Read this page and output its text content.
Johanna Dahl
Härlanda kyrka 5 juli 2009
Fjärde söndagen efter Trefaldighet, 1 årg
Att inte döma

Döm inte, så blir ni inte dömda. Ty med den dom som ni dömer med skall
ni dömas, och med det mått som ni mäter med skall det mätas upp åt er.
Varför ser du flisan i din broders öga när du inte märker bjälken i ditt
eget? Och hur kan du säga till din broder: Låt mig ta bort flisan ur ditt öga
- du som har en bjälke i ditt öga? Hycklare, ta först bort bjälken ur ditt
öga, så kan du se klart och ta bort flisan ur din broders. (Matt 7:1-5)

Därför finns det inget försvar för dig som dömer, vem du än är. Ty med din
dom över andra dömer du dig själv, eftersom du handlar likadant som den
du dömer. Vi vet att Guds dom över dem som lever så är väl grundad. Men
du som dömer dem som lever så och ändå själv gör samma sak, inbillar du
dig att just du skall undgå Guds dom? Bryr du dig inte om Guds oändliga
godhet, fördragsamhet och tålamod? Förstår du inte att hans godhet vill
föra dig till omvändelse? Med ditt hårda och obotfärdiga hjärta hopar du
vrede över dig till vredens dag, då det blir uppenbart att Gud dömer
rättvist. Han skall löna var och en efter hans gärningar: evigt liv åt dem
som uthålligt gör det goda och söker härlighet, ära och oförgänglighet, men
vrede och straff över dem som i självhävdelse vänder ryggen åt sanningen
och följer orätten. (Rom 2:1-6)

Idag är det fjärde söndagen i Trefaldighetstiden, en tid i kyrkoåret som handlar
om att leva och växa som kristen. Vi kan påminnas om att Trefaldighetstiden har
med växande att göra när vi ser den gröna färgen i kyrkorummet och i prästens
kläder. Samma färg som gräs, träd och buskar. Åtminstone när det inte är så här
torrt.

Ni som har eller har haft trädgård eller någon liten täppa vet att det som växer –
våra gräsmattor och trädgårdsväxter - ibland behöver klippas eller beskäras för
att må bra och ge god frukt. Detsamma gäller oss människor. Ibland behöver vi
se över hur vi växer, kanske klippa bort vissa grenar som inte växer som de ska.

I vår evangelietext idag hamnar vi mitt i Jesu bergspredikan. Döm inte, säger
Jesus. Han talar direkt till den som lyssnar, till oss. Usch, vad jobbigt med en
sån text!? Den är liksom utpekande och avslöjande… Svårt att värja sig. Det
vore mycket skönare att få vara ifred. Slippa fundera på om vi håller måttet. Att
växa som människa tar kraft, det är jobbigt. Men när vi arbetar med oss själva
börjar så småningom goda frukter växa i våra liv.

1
┄┄┄┄┄┄
* [YOUR GOAL]: Retype the records in full. Keep every line identical to the original.

* [FINAL RESULT]:
Read this page and output its text content.
Johanna Dahl
Härlanda kyrka 5 juli 2009
Fjärde söndagen efter Trefaldighet, 1 årg
Att inte döma

Döm inte, så blir ni inte dömda. Ty med den dom som ni dömer med skall
ni dömas, och med det mått som ni mäter med skall det mätas upp åt er.
Varför ser du flisan i din broders öga när du inte märker bjälken i ditt
eget? Och hur kan du säga till din broder: Låt mig ta bort flisan ur ditt öga
- du som har en bjälke i ditt öga? Hycklare, ta först bort bjälken ur ditt
öga, så kan du se klart och ta bort flisan ur din broders. (Matt 7:1-5)

Därför finns det inget försvar för dig som dömer, vem du än är. Ty med din
dom över andra dömer du dig själv, eftersom du handlar likadant som den
du dömer. Vi vet att Guds dom över dem som lever så är väl grundad. Men
du som dömer dem som lever så och ändå själv gör samma sak, inbillar du
dig att just du skall undgå Guds dom? Bryr du dig inte om Guds oändliga
godhet, fördragsamhet och tålamod? Förstår du inte att hans godhet vill
föra dig till omvändelse? Med ditt hårda och obotfärdiga hjärta hopar du
vrede över dig till vredens dag, då det blir uppenbart att Gud dömer
rättvist. Han skall löna var och en efter hans gärningar: evigt liv åt dem
som uthålligt gör det goda och söker härlighet, ära och oförgänglighet, men
vrede och straff över dem som i självhävdelse vänder ryggen åt sanningen
och följer orätten. (Rom 2:1-6)

Idag är det fjärde söndagen i Trefaldighetstiden, en tid i kyrkoåret som handlar
om att leva och växa som kristen. Vi kan påminnas om att Trefaldighetstiden har
med växande att göra när vi ser den gröna färgen i kyrkorummet och i prästens
kläder. Samma färg som gräs, träd och buskar. Åtminstone när det inte är så här
torrt.

Ni som har eller har haft trädgård eller någon liten täppa vet att det som växer –
våra gräsmattor och trädgårdsväxter - ibland behöver klippas eller beskäras för
att må bra och ge god frukt. Detsamma gäller oss människor. Ibland behöver vi
se över hur vi växer, kanske klippa bort vissa grenar som inte växer som de ska.

I vår evangelietext idag hamnar vi mitt i Jesu bergspredikan. Döm inte, säger
Jesus. Han talar direkt till den som lyssnar, till oss. Usch, vad jobbigt med en
sån text!? Den är liksom utpekande och avslöjande… Svårt att värja sig. Det
vore mycket skönare att få vara ifred. Slippa fundera på om vi håller måttet. Att
växa som människa tar kraft, det är jobbigt. Men när vi arbetar med oss själva
börjar så småningom goda frukter växa i våra liv.

1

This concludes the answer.